━━━━━ MATERIAL PROVIDED ━━━━━

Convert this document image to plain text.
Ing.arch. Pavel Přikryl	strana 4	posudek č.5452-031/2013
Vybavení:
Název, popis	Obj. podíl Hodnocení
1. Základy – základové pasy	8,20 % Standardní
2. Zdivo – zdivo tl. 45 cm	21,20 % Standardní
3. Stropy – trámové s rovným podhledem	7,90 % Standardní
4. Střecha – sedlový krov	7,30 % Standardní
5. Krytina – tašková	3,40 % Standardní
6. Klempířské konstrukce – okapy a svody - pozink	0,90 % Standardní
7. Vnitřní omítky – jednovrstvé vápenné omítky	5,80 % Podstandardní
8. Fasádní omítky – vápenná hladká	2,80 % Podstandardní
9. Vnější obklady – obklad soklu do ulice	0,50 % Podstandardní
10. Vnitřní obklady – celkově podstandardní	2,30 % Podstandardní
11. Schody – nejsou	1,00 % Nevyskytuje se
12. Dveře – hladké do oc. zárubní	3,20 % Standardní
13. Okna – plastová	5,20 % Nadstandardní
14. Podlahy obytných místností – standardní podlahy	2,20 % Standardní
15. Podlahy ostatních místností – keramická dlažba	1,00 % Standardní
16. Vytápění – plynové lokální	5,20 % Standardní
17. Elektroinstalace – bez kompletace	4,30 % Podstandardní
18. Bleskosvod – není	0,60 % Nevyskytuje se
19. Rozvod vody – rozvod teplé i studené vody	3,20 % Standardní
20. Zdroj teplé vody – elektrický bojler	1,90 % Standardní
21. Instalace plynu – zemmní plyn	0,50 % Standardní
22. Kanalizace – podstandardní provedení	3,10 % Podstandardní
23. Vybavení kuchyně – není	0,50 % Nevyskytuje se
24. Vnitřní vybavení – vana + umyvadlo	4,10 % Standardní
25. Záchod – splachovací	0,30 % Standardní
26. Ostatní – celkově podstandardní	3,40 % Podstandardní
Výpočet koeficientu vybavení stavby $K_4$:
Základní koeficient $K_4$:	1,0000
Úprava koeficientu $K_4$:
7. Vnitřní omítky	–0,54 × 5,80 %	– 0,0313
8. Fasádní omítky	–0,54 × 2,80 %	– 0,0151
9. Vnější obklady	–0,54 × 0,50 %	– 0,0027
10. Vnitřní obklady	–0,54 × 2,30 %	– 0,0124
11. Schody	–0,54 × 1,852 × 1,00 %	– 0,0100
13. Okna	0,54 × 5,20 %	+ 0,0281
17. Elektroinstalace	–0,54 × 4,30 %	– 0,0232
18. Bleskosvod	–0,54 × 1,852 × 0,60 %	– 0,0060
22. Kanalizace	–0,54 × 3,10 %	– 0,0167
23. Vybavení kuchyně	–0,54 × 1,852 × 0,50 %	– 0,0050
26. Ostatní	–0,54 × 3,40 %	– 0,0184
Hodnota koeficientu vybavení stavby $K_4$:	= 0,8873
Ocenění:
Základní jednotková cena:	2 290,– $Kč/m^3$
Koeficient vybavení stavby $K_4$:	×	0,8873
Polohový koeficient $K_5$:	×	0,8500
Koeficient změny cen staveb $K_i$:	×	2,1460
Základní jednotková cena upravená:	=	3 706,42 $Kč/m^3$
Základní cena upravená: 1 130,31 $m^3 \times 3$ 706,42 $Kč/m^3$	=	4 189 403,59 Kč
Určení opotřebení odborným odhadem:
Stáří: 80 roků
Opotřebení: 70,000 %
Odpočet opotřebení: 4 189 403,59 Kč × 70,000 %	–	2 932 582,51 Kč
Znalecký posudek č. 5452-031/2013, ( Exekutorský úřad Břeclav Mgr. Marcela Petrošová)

━━━━━

Every line above should be written out again exactly as it stands.

Convert this document image to plain text.
Ing.arch. Pavel Přikryl	strana 4	posudek č.5452-031/2013
Vybavení:
Název, popis	Obj. podíl Hodnocení
1. Základy – základové pasy	8,20 % Standardní
2. Zdivo – zdivo tl. 45 cm	21,20 % Standardní
3. Stropy – trámové s rovným podhledem	7,90 % Standardní
4. Střecha – sedlový krov	7,30 % Standardní
5. Krytina – tašková	3,40 % Standardní
6. Klempířské konstrukce – okapy a svody - pozink	0,90 % Standardní
7. Vnitřní omítky – jednovrstvé vápenné omítky	5,80 % Podstandardní
8. Fasádní omítky – vápenná hladká	2,80 % Podstandardní
9. Vnější obklady – obklad soklu do ulice	0,50 % Podstandardní
10. Vnitřní obklady – celkově podstandardní	2,30 % Podstandardní
11. Schody – nejsou	1,00 % Nevyskytuje se
12. Dveře – hladké do oc. zárubní	3,20 % Standardní
13. Okna – plastová	5,20 % Nadstandardní
14. Podlahy obytných místností – standardní podlahy	2,20 % Standardní
15. Podlahy ostatních místností – keramická dlažba	1,00 % Standardní
16. Vytápění – plynové lokální	5,20 % Standardní
17. Elektroinstalace – bez kompletace	4,30 % Podstandardní
18. Bleskosvod – není	0,60 % Nevyskytuje se
19. Rozvod vody – rozvod teplé i studené vody	3,20 % Standardní
20. Zdroj teplé vody – elektrický bojler	1,90 % Standardní
21. Instalace plynu – zemmní plyn	0,50 % Standardní
22. Kanalizace – podstandardní provedení	3,10 % Podstandardní
23. Vybavení kuchyně – není	0,50 % Nevyskytuje se
24. Vnitřní vybavení – vana + umyvadlo	4,10 % Standardní
25. Záchod – splachovací	0,30 % Standardní
26. Ostatní – celkově podstandardní	3,40 % Podstandardní
Výpočet koeficientu vybavení stavby $K_4$:
Základní koeficient $K_4$:	1,0000
Úprava koeficientu $K_4$:
7. Vnitřní omítky	–0,54 × 5,80 %	– 0,0313
8. Fasádní omítky	–0,54 × 2,80 %	– 0,0151
9. Vnější obklady	–0,54 × 0,50 %	– 0,0027
10. Vnitřní obklady	–0,54 × 2,30 %	– 0,0124
11. Schody	–0,54 × 1,852 × 1,00 %	– 0,0100
13. Okna	0,54 × 5,20 %	+ 0,0281
17. Elektroinstalace	–0,54 × 4,30 %	– 0,0232
18. Bleskosvod	–0,54 × 1,852 × 0,60 %	– 0,0060
22. Kanalizace	–0,54 × 3,10 %	– 0,0167
23. Vybavení kuchyně	–0,54 × 1,852 × 0,50 %	– 0,0050
26. Ostatní	–0,54 × 3,40 %	– 0,0184
Hodnota koeficientu vybavení stavby $K_4$:	= 0,8873
Ocenění:
Základní jednotková cena:	2 290,– $Kč/m^3$
Koeficient vybavení stavby $K_4$:	×	0,8873
Polohový koeficient $K_5$:	×	0,8500
Koeficient změny cen staveb $K_i$:	×	2,1460
Základní jednotková cena upravená:	=	3 706,42 $Kč/m^3$
Základní cena upravená: 1 130,31 $m^3 \times 3$ 706,42 $Kč/m^3$	=	4 189 403,59 Kč
Určení opotřebení odborným odhadem:
Stáří: 80 roků
Opotřebení: 70,000 %
Odpočet opotřebení: 4 189 403,59 Kč × 70,000 %	–	2 932 582,51 Kč
Znalecký posudek č. 5452-031/2013, ( Exekutorský úřad Břeclav Mgr. Marcela Petrošová)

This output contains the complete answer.